Supplied data —
╔══

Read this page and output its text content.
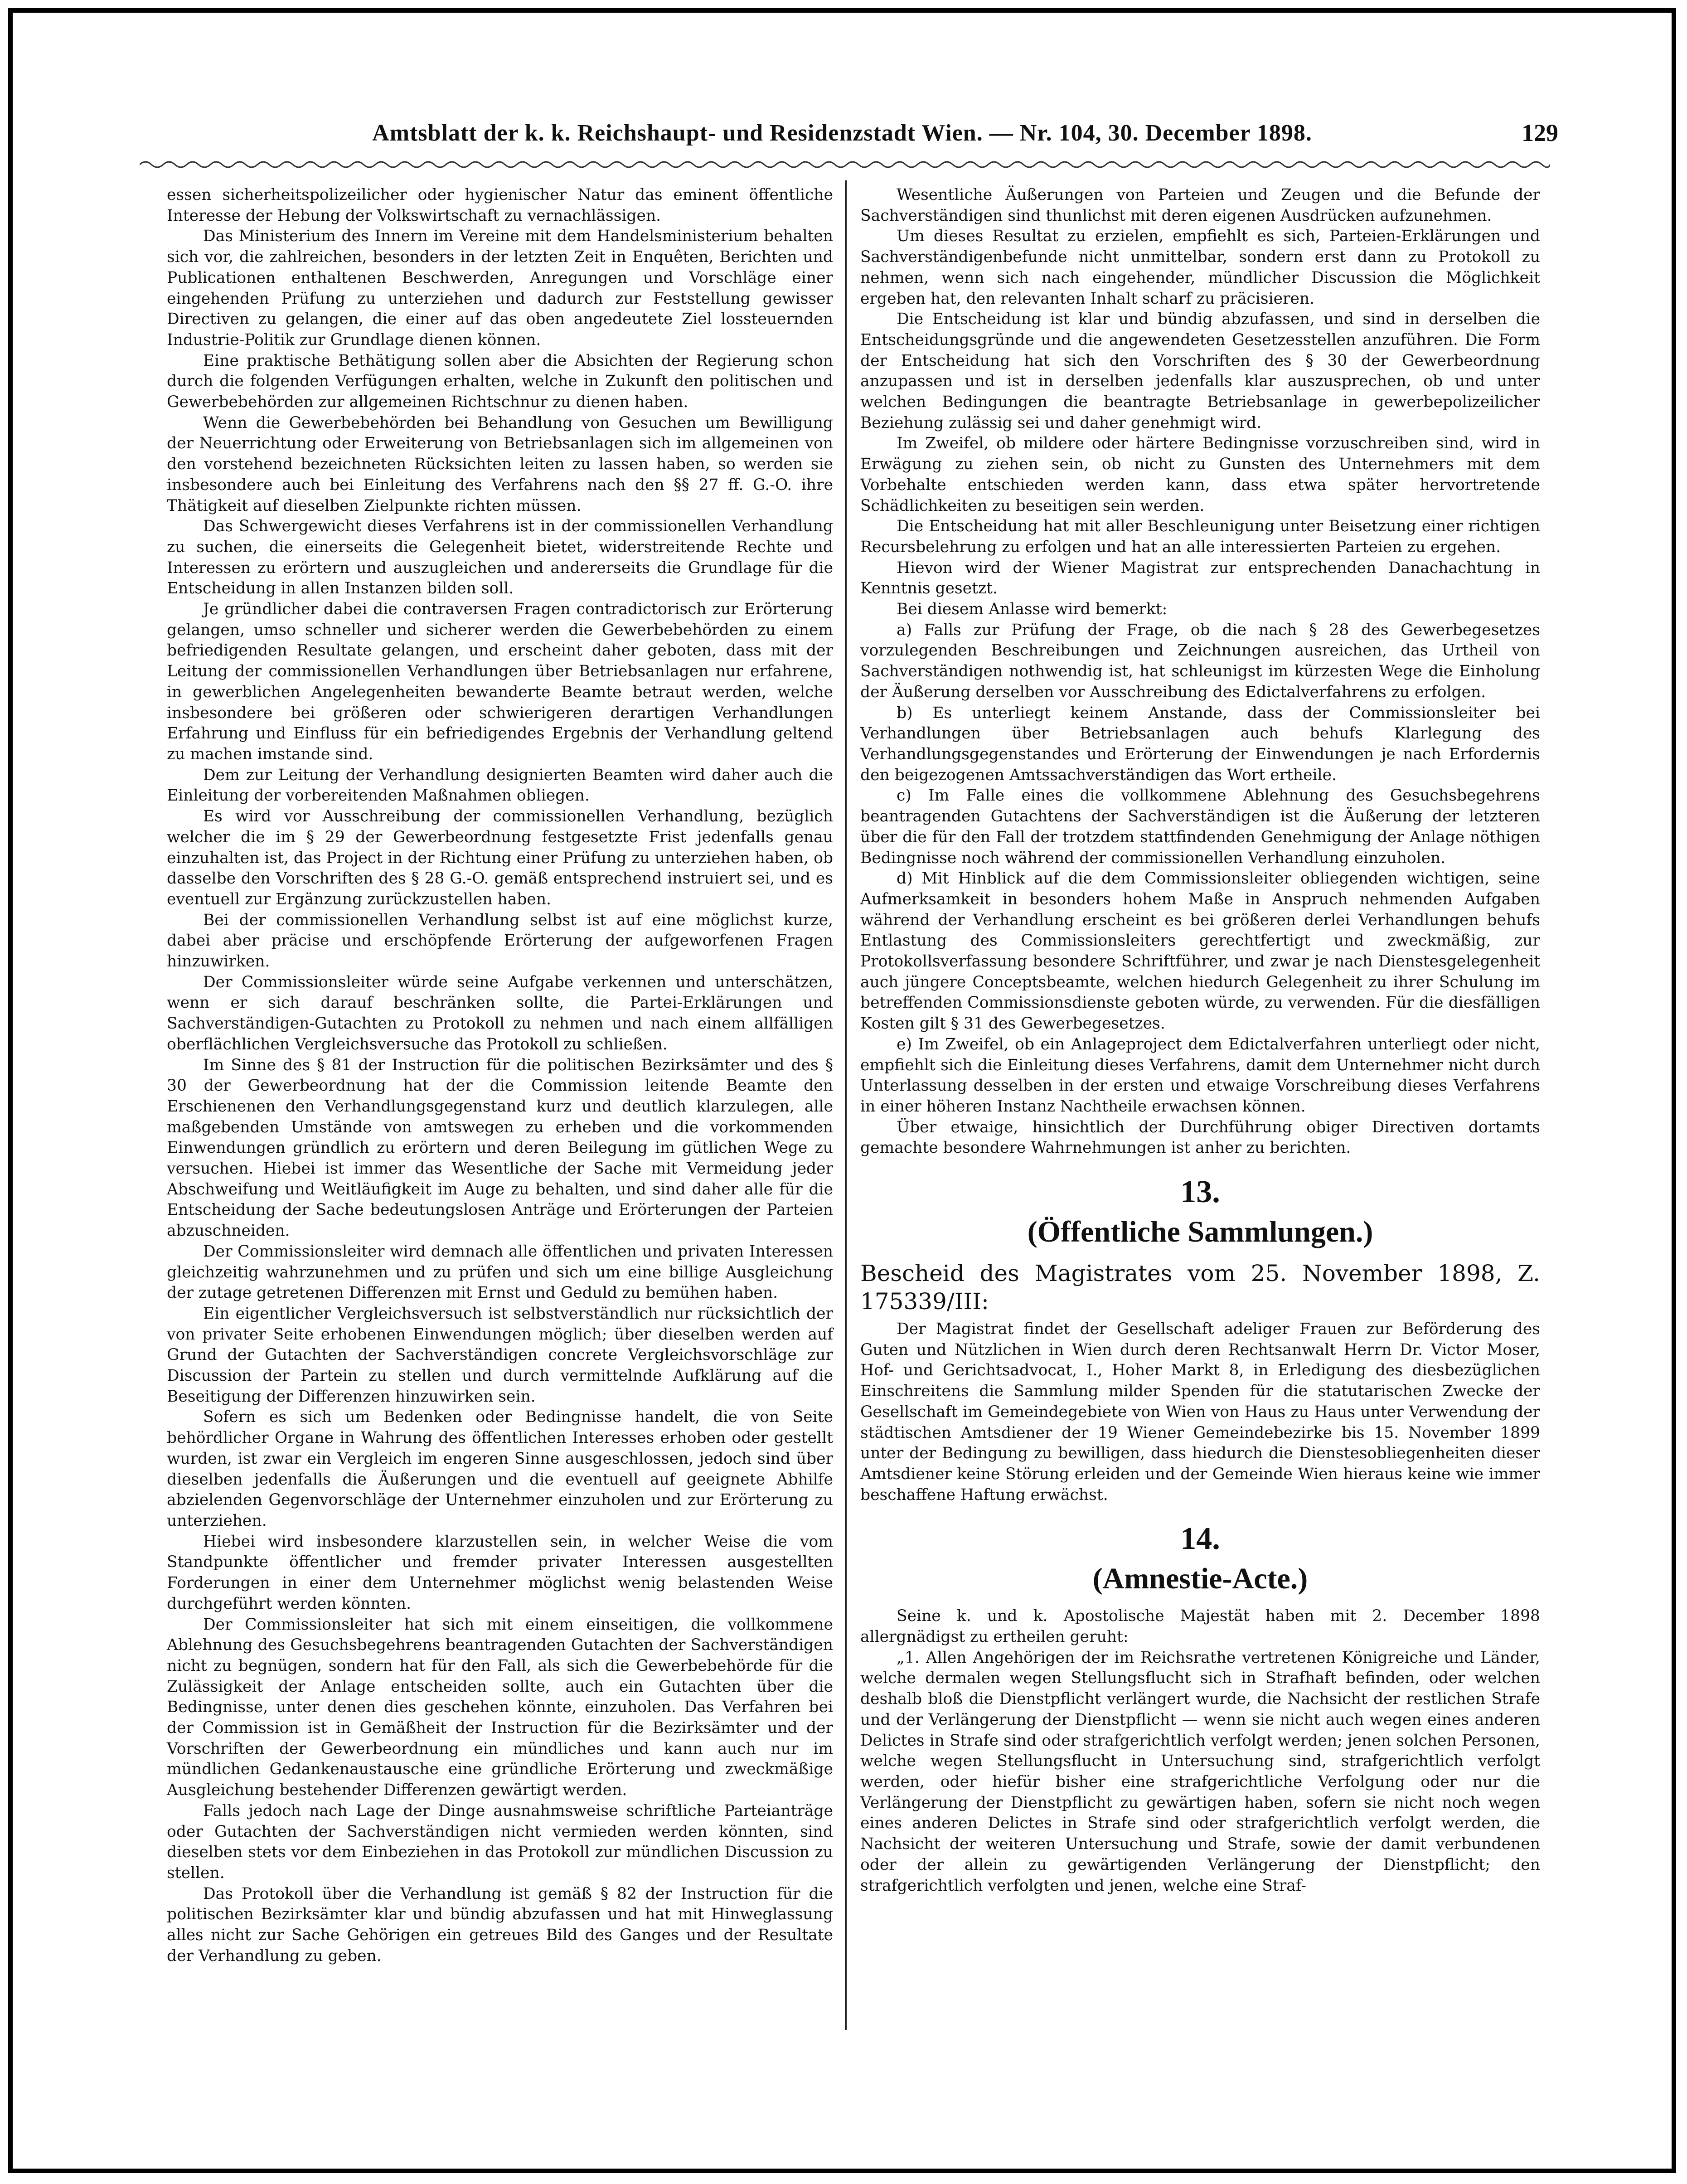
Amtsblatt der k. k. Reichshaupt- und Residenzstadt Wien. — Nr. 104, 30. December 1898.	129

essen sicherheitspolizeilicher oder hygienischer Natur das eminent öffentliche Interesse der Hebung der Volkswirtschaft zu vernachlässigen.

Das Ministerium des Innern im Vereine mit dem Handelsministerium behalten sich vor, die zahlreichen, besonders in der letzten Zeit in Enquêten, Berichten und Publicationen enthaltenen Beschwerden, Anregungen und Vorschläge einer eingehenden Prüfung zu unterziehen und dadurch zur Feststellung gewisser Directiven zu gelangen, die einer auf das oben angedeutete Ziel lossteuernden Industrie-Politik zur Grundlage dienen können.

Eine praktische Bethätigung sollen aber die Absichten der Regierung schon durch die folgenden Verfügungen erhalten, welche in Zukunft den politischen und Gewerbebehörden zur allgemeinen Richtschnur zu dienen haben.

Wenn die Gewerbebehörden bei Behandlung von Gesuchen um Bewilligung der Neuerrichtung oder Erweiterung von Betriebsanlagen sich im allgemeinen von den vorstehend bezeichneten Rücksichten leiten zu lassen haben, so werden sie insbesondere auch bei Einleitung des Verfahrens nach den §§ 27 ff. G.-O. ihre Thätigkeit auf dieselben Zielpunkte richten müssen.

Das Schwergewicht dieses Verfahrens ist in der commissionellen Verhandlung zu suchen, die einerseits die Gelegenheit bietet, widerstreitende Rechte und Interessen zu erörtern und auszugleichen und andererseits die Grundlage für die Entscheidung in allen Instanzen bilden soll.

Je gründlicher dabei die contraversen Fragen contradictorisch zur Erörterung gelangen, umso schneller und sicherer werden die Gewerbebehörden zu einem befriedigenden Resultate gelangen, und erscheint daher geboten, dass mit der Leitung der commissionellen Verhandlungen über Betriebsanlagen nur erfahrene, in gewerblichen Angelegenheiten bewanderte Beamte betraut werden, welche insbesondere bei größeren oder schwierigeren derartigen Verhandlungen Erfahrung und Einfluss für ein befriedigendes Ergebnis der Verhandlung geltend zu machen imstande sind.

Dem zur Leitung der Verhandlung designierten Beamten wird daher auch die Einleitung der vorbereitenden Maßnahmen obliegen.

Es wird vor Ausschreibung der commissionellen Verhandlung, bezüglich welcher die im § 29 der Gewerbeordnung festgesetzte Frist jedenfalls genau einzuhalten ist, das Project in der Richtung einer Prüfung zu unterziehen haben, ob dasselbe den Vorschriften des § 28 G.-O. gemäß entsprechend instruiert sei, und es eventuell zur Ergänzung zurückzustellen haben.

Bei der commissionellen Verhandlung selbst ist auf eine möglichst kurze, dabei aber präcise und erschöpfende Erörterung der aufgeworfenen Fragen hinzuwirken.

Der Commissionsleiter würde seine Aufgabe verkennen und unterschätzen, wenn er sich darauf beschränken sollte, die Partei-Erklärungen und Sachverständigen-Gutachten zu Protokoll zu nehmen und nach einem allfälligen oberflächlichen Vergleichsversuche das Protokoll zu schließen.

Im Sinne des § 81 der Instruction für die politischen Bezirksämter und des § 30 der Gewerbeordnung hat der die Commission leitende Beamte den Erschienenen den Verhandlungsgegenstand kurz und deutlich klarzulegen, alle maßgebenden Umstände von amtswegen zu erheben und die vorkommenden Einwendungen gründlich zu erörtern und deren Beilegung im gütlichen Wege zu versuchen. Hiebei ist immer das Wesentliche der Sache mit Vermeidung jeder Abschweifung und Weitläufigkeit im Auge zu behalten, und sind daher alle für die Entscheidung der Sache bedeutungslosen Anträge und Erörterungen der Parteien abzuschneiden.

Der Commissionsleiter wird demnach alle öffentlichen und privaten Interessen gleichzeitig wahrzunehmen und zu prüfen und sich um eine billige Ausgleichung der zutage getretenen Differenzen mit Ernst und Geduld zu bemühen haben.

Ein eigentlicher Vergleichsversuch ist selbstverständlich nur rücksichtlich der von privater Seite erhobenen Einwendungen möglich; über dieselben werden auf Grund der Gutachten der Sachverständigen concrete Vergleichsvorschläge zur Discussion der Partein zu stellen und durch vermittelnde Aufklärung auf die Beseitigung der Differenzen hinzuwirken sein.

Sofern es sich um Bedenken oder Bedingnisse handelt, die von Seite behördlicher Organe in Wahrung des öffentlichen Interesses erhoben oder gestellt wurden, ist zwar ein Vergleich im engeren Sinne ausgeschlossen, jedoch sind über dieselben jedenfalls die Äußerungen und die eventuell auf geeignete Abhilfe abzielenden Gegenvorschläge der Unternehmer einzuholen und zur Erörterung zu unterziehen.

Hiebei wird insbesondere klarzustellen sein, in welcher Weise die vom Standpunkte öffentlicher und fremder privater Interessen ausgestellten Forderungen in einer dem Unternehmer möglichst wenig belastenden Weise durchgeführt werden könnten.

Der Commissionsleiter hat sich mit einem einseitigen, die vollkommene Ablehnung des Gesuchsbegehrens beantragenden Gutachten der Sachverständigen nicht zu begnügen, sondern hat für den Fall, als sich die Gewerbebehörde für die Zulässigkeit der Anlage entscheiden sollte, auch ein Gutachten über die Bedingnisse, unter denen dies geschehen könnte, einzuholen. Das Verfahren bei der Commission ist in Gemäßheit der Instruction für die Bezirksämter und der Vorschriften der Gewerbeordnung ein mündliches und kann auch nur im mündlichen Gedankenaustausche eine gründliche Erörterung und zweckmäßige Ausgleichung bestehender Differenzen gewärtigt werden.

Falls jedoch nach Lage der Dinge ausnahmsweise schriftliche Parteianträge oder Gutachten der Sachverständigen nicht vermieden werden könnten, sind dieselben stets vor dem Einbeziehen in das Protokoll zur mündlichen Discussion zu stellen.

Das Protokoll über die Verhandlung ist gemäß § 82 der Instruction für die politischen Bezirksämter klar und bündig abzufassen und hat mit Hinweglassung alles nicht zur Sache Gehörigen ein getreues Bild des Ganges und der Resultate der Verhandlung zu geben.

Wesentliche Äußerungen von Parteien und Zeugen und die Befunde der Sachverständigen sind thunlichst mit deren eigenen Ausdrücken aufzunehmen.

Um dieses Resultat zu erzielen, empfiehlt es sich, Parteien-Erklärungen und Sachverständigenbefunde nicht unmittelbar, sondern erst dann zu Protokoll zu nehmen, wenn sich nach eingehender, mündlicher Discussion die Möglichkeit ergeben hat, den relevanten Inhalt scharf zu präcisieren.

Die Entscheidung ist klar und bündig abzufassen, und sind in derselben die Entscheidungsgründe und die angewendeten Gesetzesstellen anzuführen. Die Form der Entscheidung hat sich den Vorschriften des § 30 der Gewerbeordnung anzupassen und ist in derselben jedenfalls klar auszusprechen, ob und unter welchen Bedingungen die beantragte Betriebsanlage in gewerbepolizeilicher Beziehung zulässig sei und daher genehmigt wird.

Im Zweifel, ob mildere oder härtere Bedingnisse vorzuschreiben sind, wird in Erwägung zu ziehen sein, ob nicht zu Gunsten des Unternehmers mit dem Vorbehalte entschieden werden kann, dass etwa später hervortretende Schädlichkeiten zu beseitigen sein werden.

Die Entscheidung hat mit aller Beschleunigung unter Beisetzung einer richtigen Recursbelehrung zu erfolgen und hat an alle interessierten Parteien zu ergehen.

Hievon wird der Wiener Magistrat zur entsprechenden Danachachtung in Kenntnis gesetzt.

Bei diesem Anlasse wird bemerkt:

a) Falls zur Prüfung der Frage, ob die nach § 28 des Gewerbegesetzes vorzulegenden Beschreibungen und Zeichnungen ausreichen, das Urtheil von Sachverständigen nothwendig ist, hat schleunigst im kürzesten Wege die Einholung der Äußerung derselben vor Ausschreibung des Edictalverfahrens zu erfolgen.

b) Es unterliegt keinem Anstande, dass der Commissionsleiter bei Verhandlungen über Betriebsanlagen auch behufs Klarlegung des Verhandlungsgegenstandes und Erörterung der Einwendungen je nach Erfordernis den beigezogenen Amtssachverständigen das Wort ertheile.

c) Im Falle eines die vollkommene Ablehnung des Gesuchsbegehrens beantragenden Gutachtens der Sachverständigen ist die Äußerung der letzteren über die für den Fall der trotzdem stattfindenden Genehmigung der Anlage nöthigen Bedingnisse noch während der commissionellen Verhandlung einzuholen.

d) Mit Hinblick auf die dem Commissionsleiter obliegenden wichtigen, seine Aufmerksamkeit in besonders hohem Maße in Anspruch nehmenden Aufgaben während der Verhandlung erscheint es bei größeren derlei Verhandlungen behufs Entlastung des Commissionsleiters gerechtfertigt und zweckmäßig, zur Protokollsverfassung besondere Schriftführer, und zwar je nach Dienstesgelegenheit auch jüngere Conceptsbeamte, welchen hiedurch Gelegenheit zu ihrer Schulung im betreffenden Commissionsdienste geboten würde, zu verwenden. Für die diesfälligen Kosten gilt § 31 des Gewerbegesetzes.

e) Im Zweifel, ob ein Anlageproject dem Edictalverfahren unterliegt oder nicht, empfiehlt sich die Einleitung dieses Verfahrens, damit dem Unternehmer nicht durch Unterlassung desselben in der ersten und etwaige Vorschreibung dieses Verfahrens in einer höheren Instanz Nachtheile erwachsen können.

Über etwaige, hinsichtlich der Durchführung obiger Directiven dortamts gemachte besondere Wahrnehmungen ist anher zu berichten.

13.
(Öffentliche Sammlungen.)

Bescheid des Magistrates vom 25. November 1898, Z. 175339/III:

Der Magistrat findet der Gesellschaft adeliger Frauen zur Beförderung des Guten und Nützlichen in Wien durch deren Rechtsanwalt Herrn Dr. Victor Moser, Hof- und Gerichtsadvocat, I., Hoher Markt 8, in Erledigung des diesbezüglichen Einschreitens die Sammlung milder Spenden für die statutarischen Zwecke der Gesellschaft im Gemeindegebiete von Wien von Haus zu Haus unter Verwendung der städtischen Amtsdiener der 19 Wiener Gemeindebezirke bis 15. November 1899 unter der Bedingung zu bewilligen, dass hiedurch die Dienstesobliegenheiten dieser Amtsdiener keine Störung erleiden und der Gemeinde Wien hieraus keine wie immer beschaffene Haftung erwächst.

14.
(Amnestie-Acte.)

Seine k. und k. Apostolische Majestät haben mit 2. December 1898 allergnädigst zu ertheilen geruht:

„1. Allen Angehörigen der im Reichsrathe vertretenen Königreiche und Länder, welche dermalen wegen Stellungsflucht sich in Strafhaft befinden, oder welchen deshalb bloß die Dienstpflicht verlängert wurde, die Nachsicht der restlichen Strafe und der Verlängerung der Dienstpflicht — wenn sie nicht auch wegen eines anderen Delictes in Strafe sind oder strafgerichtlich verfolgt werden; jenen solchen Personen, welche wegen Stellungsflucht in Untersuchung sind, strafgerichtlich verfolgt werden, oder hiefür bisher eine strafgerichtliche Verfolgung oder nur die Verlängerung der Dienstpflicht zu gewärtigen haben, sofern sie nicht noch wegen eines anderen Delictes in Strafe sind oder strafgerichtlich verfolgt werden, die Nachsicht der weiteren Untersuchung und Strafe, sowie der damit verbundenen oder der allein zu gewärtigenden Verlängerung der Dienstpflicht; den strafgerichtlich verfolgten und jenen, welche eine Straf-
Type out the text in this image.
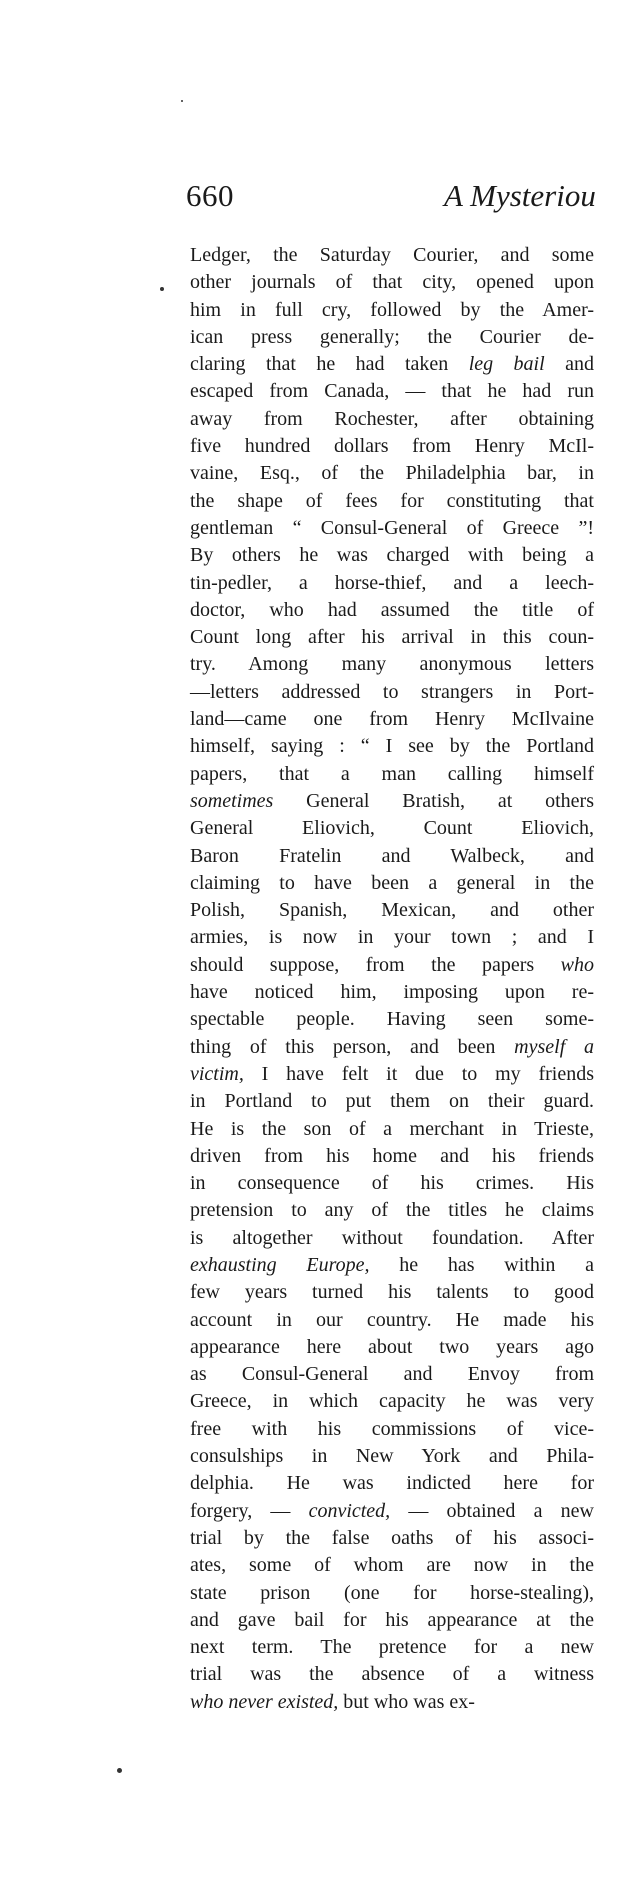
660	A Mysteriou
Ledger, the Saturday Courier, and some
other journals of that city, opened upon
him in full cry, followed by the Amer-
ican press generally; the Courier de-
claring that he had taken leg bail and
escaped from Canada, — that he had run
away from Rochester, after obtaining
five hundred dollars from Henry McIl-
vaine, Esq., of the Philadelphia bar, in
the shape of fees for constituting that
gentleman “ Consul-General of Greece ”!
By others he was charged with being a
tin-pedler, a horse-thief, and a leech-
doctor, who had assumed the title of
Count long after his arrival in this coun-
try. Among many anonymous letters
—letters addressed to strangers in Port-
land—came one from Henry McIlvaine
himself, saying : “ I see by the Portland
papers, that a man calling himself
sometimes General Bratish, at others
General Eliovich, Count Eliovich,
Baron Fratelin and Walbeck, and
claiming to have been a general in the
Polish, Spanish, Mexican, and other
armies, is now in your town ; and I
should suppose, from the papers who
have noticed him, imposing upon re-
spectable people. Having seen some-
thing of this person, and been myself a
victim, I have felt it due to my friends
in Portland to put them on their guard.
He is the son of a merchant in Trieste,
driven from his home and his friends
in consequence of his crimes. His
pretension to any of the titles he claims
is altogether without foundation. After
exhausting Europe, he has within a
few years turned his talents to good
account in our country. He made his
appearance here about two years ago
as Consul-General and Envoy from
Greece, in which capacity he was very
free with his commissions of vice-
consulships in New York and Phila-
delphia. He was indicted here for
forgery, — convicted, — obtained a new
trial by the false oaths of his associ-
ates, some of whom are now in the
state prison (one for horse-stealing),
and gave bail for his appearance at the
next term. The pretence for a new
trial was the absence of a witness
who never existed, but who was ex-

╚══

Instruction — State the number of lines that contain the string "December", with no other words.

Written response — 2